• INPUT DATA
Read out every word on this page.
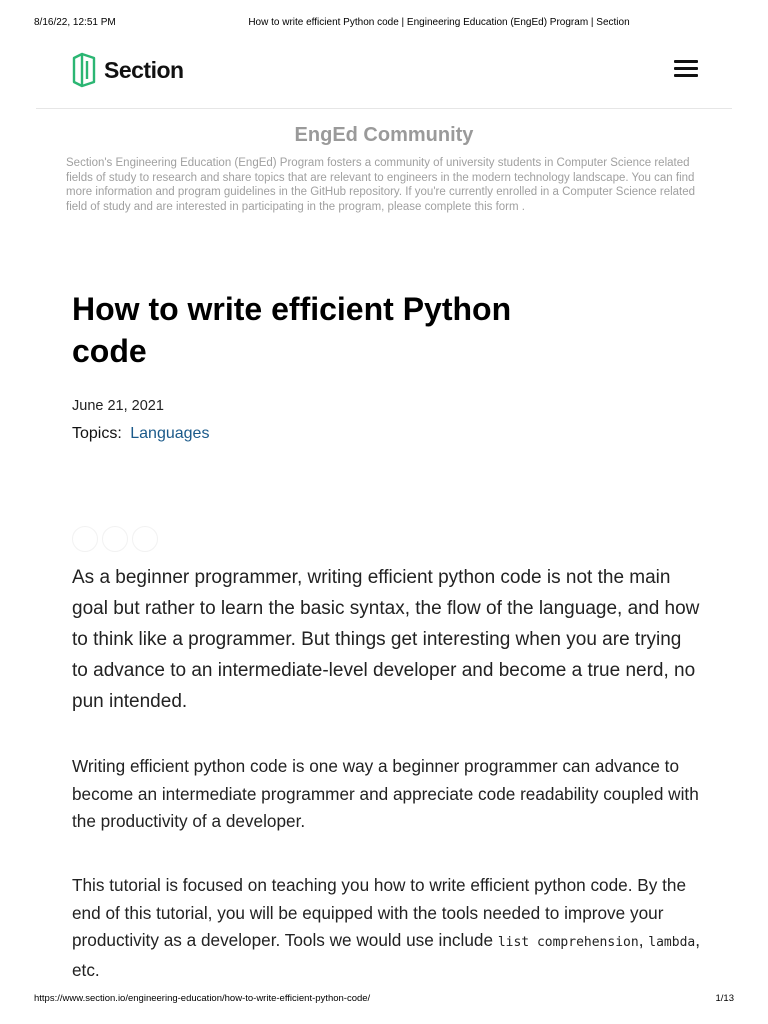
8/16/22, 12:51 PM	How to write efficient Python code | Engineering Education (EngEd) Program | Section
Section
EngEd Community
Section's Engineering Education (EngEd) Program fosters a community of university students in Computer Science related fields of study to research and share topics that are relevant to engineers in the modern technology landscape. You can find more information and program guidelines in the GitHub repository. If you're currently enrolled in a Computer Science related field of study and are interested in participating in the program, please complete this form .
How to write efficient Python code
June 21, 2021
Topics: Languages

As a beginner programmer, writing efficient python code is not the main goal but rather to learn the basic syntax, the flow of the language, and how to think like a programmer. But things get interesting when you are trying to advance to an intermediate-level developer and become a true nerd, no pun intended.

Writing efficient python code is one way a beginner programmer can advance to become an intermediate programmer and appreciate code readability coupled with the productivity of a developer.

This tutorial is focused on teaching you how to write efficient python code. By the end of this tutorial, you will be equipped with the tools needed to improve your productivity as a developer. Tools we would use include list comprehension, lambda, etc.

https://www.section.io/engineering-education/how-to-write-efficient-python-code/	1/13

• THE REQUEST
Copy all lines from the material that contain "with".

• EXPECTED OUTPUT
Writing efficient python code is one way a beginner programmer can advance to become an intermediate programmer and appreciate code readability coupled with the productivity of a developer.
This tutorial is focused on teaching you how to write efficient python code. By the end of this tutorial, you will be equipped with the tools needed to improve your productivity as a developer. Tools we would use include list comprehension, lambda, etc.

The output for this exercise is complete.